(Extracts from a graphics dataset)
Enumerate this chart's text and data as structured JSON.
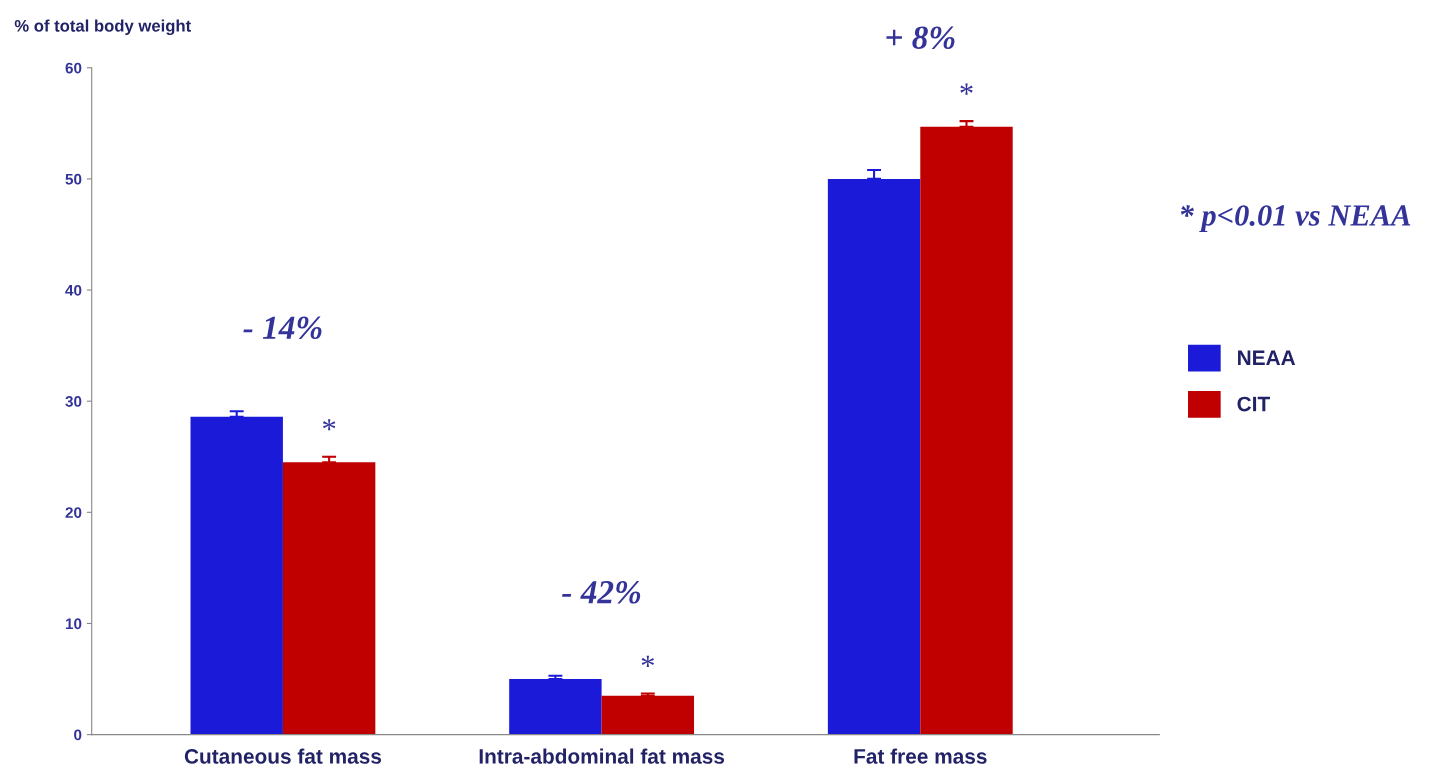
{
  "chart_data": {
    "type": "bar",
    "ylabel": "% of total body weight",
    "categories": [
      "Cutaneous fat mass",
      "Intra-abdominal fat mass",
      "Fat free mass"
    ],
    "series": [
      {
        "name": "NEAA",
        "color": "#1a1ad8",
        "values": [
          28.6,
          5.0,
          50.0
        ],
        "errors": [
          [
            28.6,
            29.1
          ],
          [
            5.0,
            5.3
          ],
          [
            50.0,
            50.8
          ]
        ]
      },
      {
        "name": "CIT",
        "color": "#c00000",
        "values": [
          24.5,
          3.5,
          54.7
        ],
        "errors": [
          [
            24.5,
            25.0
          ],
          [
            3.5,
            3.7
          ],
          [
            54.7,
            55.2
          ]
        ],
        "value_labels": [
          "*",
          "*",
          "*"
        ]
      }
    ],
    "ylim": [
      0,
      60
    ],
    "yticks": [
      0,
      10,
      20,
      30,
      40,
      50,
      60
    ],
    "grid": false,
    "legend": "right",
    "annotations": [
      "- 14%",
      "- 42%",
      "+ 8%",
      "* p<0.01 vs NEAA"
    ]
  }
}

▶ **PROMPT**:
Using the material above, return every line exactly as it appears, minus the pictures.

▶ **ANSWER FOR THIS EXERCISE**:
Enumerate this chart's text and data as structured JSON.
{
  "chart_data": {
    "type": "bar",
    "ylabel": "% of total body weight",
    "categories": [
      "Cutaneous fat mass",
      "Intra-abdominal fat mass",
      "Fat free mass"
    ],
    "series": [
      {
        "name": "NEAA",
        "color": "#1a1ad8",
        "values": [
          28.6,
          5.0,
          50.0
        ],
        "errors": [
          [
            28.6,
            29.1
          ],
          [
            5.0,
            5.3
          ],
          [
            50.0,
            50.8
          ]
        ]
      },
      {
        "name": "CIT",
        "color": "#c00000",
        "values": [
          24.5,
          3.5,
          54.7
        ],
        "errors": [
          [
            24.5,
            25.0
          ],
          [
            3.5,
            3.7
          ],
          [
            54.7,
            55.2
          ]
        ],
        "value_labels": [
          "*",
          "*",
          "*"
        ]
      }
    ],
    "ylim": [
      0,
      60
    ],
    "yticks": [
      0,
      10,
      20,
      30,
      40,
      50,
      60
    ],
    "grid": false,
    "legend": "right",
    "annotations": [
      "- 14%",
      "- 42%",
      "+ 8%",
      "* p<0.01 vs NEAA"
    ]
  }
}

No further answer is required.